SUPPLIED ENTRIES
[Begin]

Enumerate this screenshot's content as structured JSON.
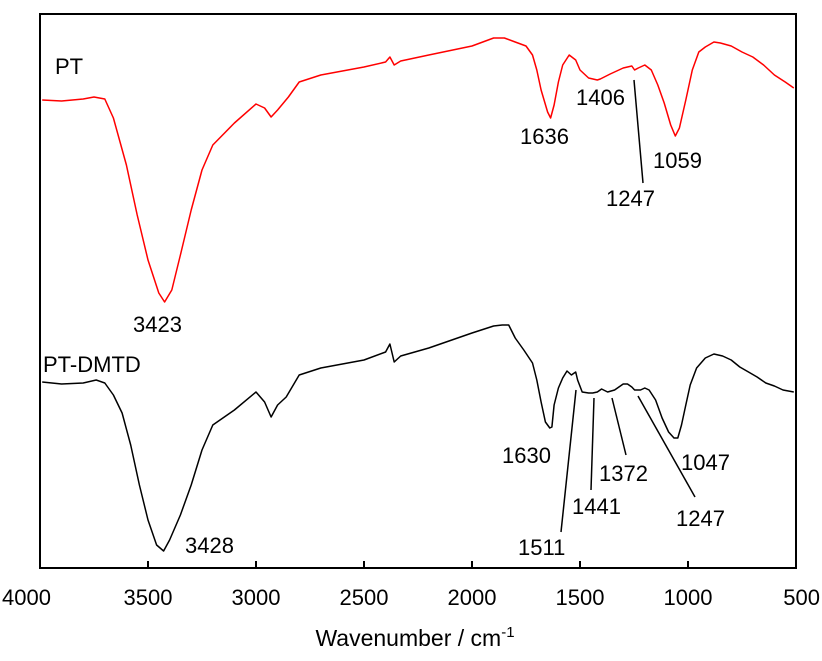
{
  "chart_data": {
    "type": "line",
    "title": "",
    "xlabel": "Wavenumber / cm",
    "xlabel_superscript": "-1",
    "ylabel": "",
    "xlim": [
      4000,
      500
    ],
    "x_reversed": true,
    "x_ticks": [
      "4000",
      "3500",
      "3000",
      "2500",
      "2000",
      "1500",
      "1000",
      "500"
    ],
    "y_ticks_shown": false,
    "grid": false,
    "legend": "none",
    "series": [
      {
        "name": "PT",
        "color": "#ff0000",
        "points": [
          [
            3990,
            100
          ],
          [
            3900,
            101
          ],
          [
            3800,
            99
          ],
          [
            3750,
            97
          ],
          [
            3700,
            99
          ],
          [
            3660,
            118
          ],
          [
            3600,
            165
          ],
          [
            3550,
            215
          ],
          [
            3500,
            260
          ],
          [
            3450,
            293
          ],
          [
            3423,
            302
          ],
          [
            3390,
            290
          ],
          [
            3350,
            255
          ],
          [
            3300,
            210
          ],
          [
            3250,
            170
          ],
          [
            3200,
            145
          ],
          [
            3100,
            123
          ],
          [
            3000,
            104
          ],
          [
            2960,
            108
          ],
          [
            2930,
            117
          ],
          [
            2900,
            110
          ],
          [
            2850,
            97
          ],
          [
            2800,
            82
          ],
          [
            2700,
            75
          ],
          [
            2500,
            67
          ],
          [
            2400,
            62
          ],
          [
            2380,
            57
          ],
          [
            2360,
            65
          ],
          [
            2330,
            61
          ],
          [
            2200,
            55
          ],
          [
            2000,
            46
          ],
          [
            1900,
            38
          ],
          [
            1850,
            38
          ],
          [
            1800,
            42
          ],
          [
            1750,
            46
          ],
          [
            1720,
            55
          ],
          [
            1700,
            70
          ],
          [
            1680,
            90
          ],
          [
            1650,
            112
          ],
          [
            1636,
            118
          ],
          [
            1620,
            105
          ],
          [
            1600,
            82
          ],
          [
            1580,
            65
          ],
          [
            1550,
            55
          ],
          [
            1520,
            60
          ],
          [
            1500,
            70
          ],
          [
            1460,
            78
          ],
          [
            1420,
            80
          ],
          [
            1406,
            79
          ],
          [
            1360,
            74
          ],
          [
            1300,
            68
          ],
          [
            1260,
            66
          ],
          [
            1247,
            70
          ],
          [
            1230,
            68
          ],
          [
            1200,
            65
          ],
          [
            1170,
            70
          ],
          [
            1140,
            85
          ],
          [
            1110,
            103
          ],
          [
            1080,
            125
          ],
          [
            1059,
            136
          ],
          [
            1040,
            128
          ],
          [
            1010,
            100
          ],
          [
            980,
            70
          ],
          [
            950,
            52
          ],
          [
            920,
            47
          ],
          [
            880,
            42
          ],
          [
            850,
            43
          ],
          [
            800,
            46
          ],
          [
            750,
            52
          ],
          [
            700,
            57
          ],
          [
            650,
            65
          ],
          [
            600,
            75
          ],
          [
            550,
            82
          ],
          [
            510,
            88
          ]
        ],
        "annotations": [
          "3423",
          "1636",
          "1406",
          "1247",
          "1059"
        ]
      },
      {
        "name": "PT-DMTD",
        "color": "#000000",
        "points": [
          [
            3990,
            382
          ],
          [
            3900,
            384
          ],
          [
            3800,
            383
          ],
          [
            3740,
            380
          ],
          [
            3700,
            383
          ],
          [
            3660,
            395
          ],
          [
            3620,
            413
          ],
          [
            3580,
            445
          ],
          [
            3540,
            485
          ],
          [
            3500,
            520
          ],
          [
            3460,
            545
          ],
          [
            3428,
            551
          ],
          [
            3400,
            540
          ],
          [
            3350,
            515
          ],
          [
            3300,
            485
          ],
          [
            3250,
            450
          ],
          [
            3200,
            425
          ],
          [
            3100,
            410
          ],
          [
            3000,
            392
          ],
          [
            2960,
            402
          ],
          [
            2930,
            417
          ],
          [
            2900,
            405
          ],
          [
            2860,
            397
          ],
          [
            2800,
            375
          ],
          [
            2700,
            368
          ],
          [
            2500,
            360
          ],
          [
            2400,
            352
          ],
          [
            2380,
            344
          ],
          [
            2360,
            362
          ],
          [
            2330,
            356
          ],
          [
            2200,
            348
          ],
          [
            2000,
            333
          ],
          [
            1900,
            326
          ],
          [
            1860,
            325
          ],
          [
            1830,
            325
          ],
          [
            1800,
            338
          ],
          [
            1760,
            350
          ],
          [
            1720,
            363
          ],
          [
            1700,
            380
          ],
          [
            1680,
            402
          ],
          [
            1660,
            422
          ],
          [
            1640,
            428
          ],
          [
            1630,
            427
          ],
          [
            1620,
            405
          ],
          [
            1600,
            388
          ],
          [
            1580,
            378
          ],
          [
            1560,
            371
          ],
          [
            1540,
            375
          ],
          [
            1520,
            372
          ],
          [
            1511,
            380
          ],
          [
            1490,
            392
          ],
          [
            1460,
            393
          ],
          [
            1441,
            393
          ],
          [
            1420,
            392
          ],
          [
            1400,
            389
          ],
          [
            1372,
            392
          ],
          [
            1340,
            390
          ],
          [
            1300,
            384
          ],
          [
            1280,
            384
          ],
          [
            1260,
            387
          ],
          [
            1247,
            390
          ],
          [
            1220,
            390
          ],
          [
            1200,
            388
          ],
          [
            1180,
            390
          ],
          [
            1150,
            400
          ],
          [
            1120,
            418
          ],
          [
            1090,
            432
          ],
          [
            1065,
            438
          ],
          [
            1047,
            438
          ],
          [
            1030,
            425
          ],
          [
            1010,
            405
          ],
          [
            990,
            385
          ],
          [
            960,
            368
          ],
          [
            920,
            358
          ],
          [
            880,
            354
          ],
          [
            840,
            356
          ],
          [
            800,
            360
          ],
          [
            760,
            367
          ],
          [
            720,
            372
          ],
          [
            680,
            377
          ],
          [
            640,
            383
          ],
          [
            600,
            386
          ],
          [
            560,
            390
          ],
          [
            510,
            392
          ]
        ],
        "annotations": [
          "3428",
          "1630",
          "1511",
          "1441",
          "1372",
          "1247",
          "1047"
        ]
      }
    ]
  }
}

[End]

WHAT YOU HAVE TO DO
Transcribe each entry above exactly, apart from the pictures.

FINISHED ANSWER
Enumerate this screenshot's content as structured JSON.
{
  "chart_data": {
    "type": "line",
    "title": "",
    "xlabel": "Wavenumber / cm",
    "xlabel_superscript": "-1",
    "ylabel": "",
    "xlim": [
      4000,
      500
    ],
    "x_reversed": true,
    "x_ticks": [
      "4000",
      "3500",
      "3000",
      "2500",
      "2000",
      "1500",
      "1000",
      "500"
    ],
    "y_ticks_shown": false,
    "grid": false,
    "legend": "none",
    "series": [
      {
        "name": "PT",
        "color": "#ff0000",
        "points": [
          [
            3990,
            100
          ],
          [
            3900,
            101
          ],
          [
            3800,
            99
          ],
          [
            3750,
            97
          ],
          [
            3700,
            99
          ],
          [
            3660,
            118
          ],
          [
            3600,
            165
          ],
          [
            3550,
            215
          ],
          [
            3500,
            260
          ],
          [
            3450,
            293
          ],
          [
            3423,
            302
          ],
          [
            3390,
            290
          ],
          [
            3350,
            255
          ],
          [
            3300,
            210
          ],
          [
            3250,
            170
          ],
          [
            3200,
            145
          ],
          [
            3100,
            123
          ],
          [
            3000,
            104
          ],
          [
            2960,
            108
          ],
          [
            2930,
            117
          ],
          [
            2900,
            110
          ],
          [
            2850,
            97
          ],
          [
            2800,
            82
          ],
          [
            2700,
            75
          ],
          [
            2500,
            67
          ],
          [
            2400,
            62
          ],
          [
            2380,
            57
          ],
          [
            2360,
            65
          ],
          [
            2330,
            61
          ],
          [
            2200,
            55
          ],
          [
            2000,
            46
          ],
          [
            1900,
            38
          ],
          [
            1850,
            38
          ],
          [
            1800,
            42
          ],
          [
            1750,
            46
          ],
          [
            1720,
            55
          ],
          [
            1700,
            70
          ],
          [
            1680,
            90
          ],
          [
            1650,
            112
          ],
          [
            1636,
            118
          ],
          [
            1620,
            105
          ],
          [
            1600,
            82
          ],
          [
            1580,
            65
          ],
          [
            1550,
            55
          ],
          [
            1520,
            60
          ],
          [
            1500,
            70
          ],
          [
            1460,
            78
          ],
          [
            1420,
            80
          ],
          [
            1406,
            79
          ],
          [
            1360,
            74
          ],
          [
            1300,
            68
          ],
          [
            1260,
            66
          ],
          [
            1247,
            70
          ],
          [
            1230,
            68
          ],
          [
            1200,
            65
          ],
          [
            1170,
            70
          ],
          [
            1140,
            85
          ],
          [
            1110,
            103
          ],
          [
            1080,
            125
          ],
          [
            1059,
            136
          ],
          [
            1040,
            128
          ],
          [
            1010,
            100
          ],
          [
            980,
            70
          ],
          [
            950,
            52
          ],
          [
            920,
            47
          ],
          [
            880,
            42
          ],
          [
            850,
            43
          ],
          [
            800,
            46
          ],
          [
            750,
            52
          ],
          [
            700,
            57
          ],
          [
            650,
            65
          ],
          [
            600,
            75
          ],
          [
            550,
            82
          ],
          [
            510,
            88
          ]
        ],
        "annotations": [
          "3423",
          "1636",
          "1406",
          "1247",
          "1059"
        ]
      },
      {
        "name": "PT-DMTD",
        "color": "#000000",
        "points": [
          [
            3990,
            382
          ],
          [
            3900,
            384
          ],
          [
            3800,
            383
          ],
          [
            3740,
            380
          ],
          [
            3700,
            383
          ],
          [
            3660,
            395
          ],
          [
            3620,
            413
          ],
          [
            3580,
            445
          ],
          [
            3540,
            485
          ],
          [
            3500,
            520
          ],
          [
            3460,
            545
          ],
          [
            3428,
            551
          ],
          [
            3400,
            540
          ],
          [
            3350,
            515
          ],
          [
            3300,
            485
          ],
          [
            3250,
            450
          ],
          [
            3200,
            425
          ],
          [
            3100,
            410
          ],
          [
            3000,
            392
          ],
          [
            2960,
            402
          ],
          [
            2930,
            417
          ],
          [
            2900,
            405
          ],
          [
            2860,
            397
          ],
          [
            2800,
            375
          ],
          [
            2700,
            368
          ],
          [
            2500,
            360
          ],
          [
            2400,
            352
          ],
          [
            2380,
            344
          ],
          [
            2360,
            362
          ],
          [
            2330,
            356
          ],
          [
            2200,
            348
          ],
          [
            2000,
            333
          ],
          [
            1900,
            326
          ],
          [
            1860,
            325
          ],
          [
            1830,
            325
          ],
          [
            1800,
            338
          ],
          [
            1760,
            350
          ],
          [
            1720,
            363
          ],
          [
            1700,
            380
          ],
          [
            1680,
            402
          ],
          [
            1660,
            422
          ],
          [
            1640,
            428
          ],
          [
            1630,
            427
          ],
          [
            1620,
            405
          ],
          [
            1600,
            388
          ],
          [
            1580,
            378
          ],
          [
            1560,
            371
          ],
          [
            1540,
            375
          ],
          [
            1520,
            372
          ],
          [
            1511,
            380
          ],
          [
            1490,
            392
          ],
          [
            1460,
            393
          ],
          [
            1441,
            393
          ],
          [
            1420,
            392
          ],
          [
            1400,
            389
          ],
          [
            1372,
            392
          ],
          [
            1340,
            390
          ],
          [
            1300,
            384
          ],
          [
            1280,
            384
          ],
          [
            1260,
            387
          ],
          [
            1247,
            390
          ],
          [
            1220,
            390
          ],
          [
            1200,
            388
          ],
          [
            1180,
            390
          ],
          [
            1150,
            400
          ],
          [
            1120,
            418
          ],
          [
            1090,
            432
          ],
          [
            1065,
            438
          ],
          [
            1047,
            438
          ],
          [
            1030,
            425
          ],
          [
            1010,
            405
          ],
          [
            990,
            385
          ],
          [
            960,
            368
          ],
          [
            920,
            358
          ],
          [
            880,
            354
          ],
          [
            840,
            356
          ],
          [
            800,
            360
          ],
          [
            760,
            367
          ],
          [
            720,
            372
          ],
          [
            680,
            377
          ],
          [
            640,
            383
          ],
          [
            600,
            386
          ],
          [
            560,
            390
          ],
          [
            510,
            392
          ]
        ],
        "annotations": [
          "3428",
          "1630",
          "1511",
          "1441",
          "1372",
          "1247",
          "1047"
        ]
      }
    ]
  }
}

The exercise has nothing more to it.